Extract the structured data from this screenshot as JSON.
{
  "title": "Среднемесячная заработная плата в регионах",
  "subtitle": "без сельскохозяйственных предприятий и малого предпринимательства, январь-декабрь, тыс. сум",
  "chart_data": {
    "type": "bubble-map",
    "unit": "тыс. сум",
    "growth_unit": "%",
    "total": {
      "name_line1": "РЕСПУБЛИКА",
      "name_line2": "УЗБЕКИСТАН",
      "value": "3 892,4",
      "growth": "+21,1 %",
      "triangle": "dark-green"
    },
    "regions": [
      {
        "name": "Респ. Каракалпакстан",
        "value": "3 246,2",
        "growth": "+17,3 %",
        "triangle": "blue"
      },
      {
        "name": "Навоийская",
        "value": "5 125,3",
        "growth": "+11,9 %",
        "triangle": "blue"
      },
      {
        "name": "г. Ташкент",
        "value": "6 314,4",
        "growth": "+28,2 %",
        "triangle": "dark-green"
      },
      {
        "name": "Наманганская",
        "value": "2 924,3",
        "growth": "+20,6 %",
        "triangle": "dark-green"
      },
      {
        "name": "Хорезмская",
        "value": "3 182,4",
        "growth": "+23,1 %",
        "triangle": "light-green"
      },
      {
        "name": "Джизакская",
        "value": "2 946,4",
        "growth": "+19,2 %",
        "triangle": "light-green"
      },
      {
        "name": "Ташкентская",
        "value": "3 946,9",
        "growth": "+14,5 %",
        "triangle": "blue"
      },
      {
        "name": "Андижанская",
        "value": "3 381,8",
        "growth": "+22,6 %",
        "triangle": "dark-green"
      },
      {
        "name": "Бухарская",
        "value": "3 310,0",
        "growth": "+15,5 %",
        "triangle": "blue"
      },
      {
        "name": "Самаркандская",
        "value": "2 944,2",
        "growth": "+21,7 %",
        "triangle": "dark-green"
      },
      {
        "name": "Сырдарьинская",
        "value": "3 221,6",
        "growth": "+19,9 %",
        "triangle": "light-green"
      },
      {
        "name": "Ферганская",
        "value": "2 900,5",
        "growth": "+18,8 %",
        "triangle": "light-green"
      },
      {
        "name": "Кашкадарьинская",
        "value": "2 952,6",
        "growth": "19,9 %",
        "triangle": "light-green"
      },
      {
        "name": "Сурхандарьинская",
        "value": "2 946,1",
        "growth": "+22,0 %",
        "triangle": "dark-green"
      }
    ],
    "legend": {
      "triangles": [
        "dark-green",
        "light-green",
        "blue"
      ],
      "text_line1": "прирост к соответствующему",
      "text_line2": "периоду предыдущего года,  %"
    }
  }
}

Instructions to follow.
Retype the records above exactly.

Task result.
Extract the structured data from this screenshot as JSON.
{
  "title": "Среднемесячная заработная плата в регионах",
  "subtitle": "без сельскохозяйственных предприятий и малого предпринимательства, январь-декабрь, тыс. сум",
  "chart_data": {
    "type": "bubble-map",
    "unit": "тыс. сум",
    "growth_unit": "%",
    "total": {
      "name_line1": "РЕСПУБЛИКА",
      "name_line2": "УЗБЕКИСТАН",
      "value": "3 892,4",
      "growth": "+21,1 %",
      "triangle": "dark-green"
    },
    "regions": [
      {
        "name": "Респ. Каракалпакстан",
        "value": "3 246,2",
        "growth": "+17,3 %",
        "triangle": "blue"
      },
      {
        "name": "Навоийская",
        "value": "5 125,3",
        "growth": "+11,9 %",
        "triangle": "blue"
      },
      {
        "name": "г. Ташкент",
        "value": "6 314,4",
        "growth": "+28,2 %",
        "triangle": "dark-green"
      },
      {
        "name": "Наманганская",
        "value": "2 924,3",
        "growth": "+20,6 %",
        "triangle": "dark-green"
      },
      {
        "name": "Хорезмская",
        "value": "3 182,4",
        "growth": "+23,1 %",
        "triangle": "light-green"
      },
      {
        "name": "Джизакская",
        "value": "2 946,4",
        "growth": "+19,2 %",
        "triangle": "light-green"
      },
      {
        "name": "Ташкентская",
        "value": "3 946,9",
        "growth": "+14,5 %",
        "triangle": "blue"
      },
      {
        "name": "Андижанская",
        "value": "3 381,8",
        "growth": "+22,6 %",
        "triangle": "dark-green"
      },
      {
        "name": "Бухарская",
        "value": "3 310,0",
        "growth": "+15,5 %",
        "triangle": "blue"
      },
      {
        "name": "Самаркандская",
        "value": "2 944,2",
        "growth": "+21,7 %",
        "triangle": "dark-green"
      },
      {
        "name": "Сырдарьинская",
        "value": "3 221,6",
        "growth": "+19,9 %",
        "triangle": "light-green"
      },
      {
        "name": "Ферганская",
        "value": "2 900,5",
        "growth": "+18,8 %",
        "triangle": "light-green"
      },
      {
        "name": "Кашкадарьинская",
        "value": "2 952,6",
        "growth": "19,9 %",
        "triangle": "light-green"
      },
      {
        "name": "Сурхандарьинская",
        "value": "2 946,1",
        "growth": "+22,0 %",
        "triangle": "dark-green"
      }
    ],
    "legend": {
      "triangles": [
        "dark-green",
        "light-green",
        "blue"
      ],
      "text_line1": "прирост к соответствующему",
      "text_line2": "периоду предыдущего года,  %"
    }
  }
}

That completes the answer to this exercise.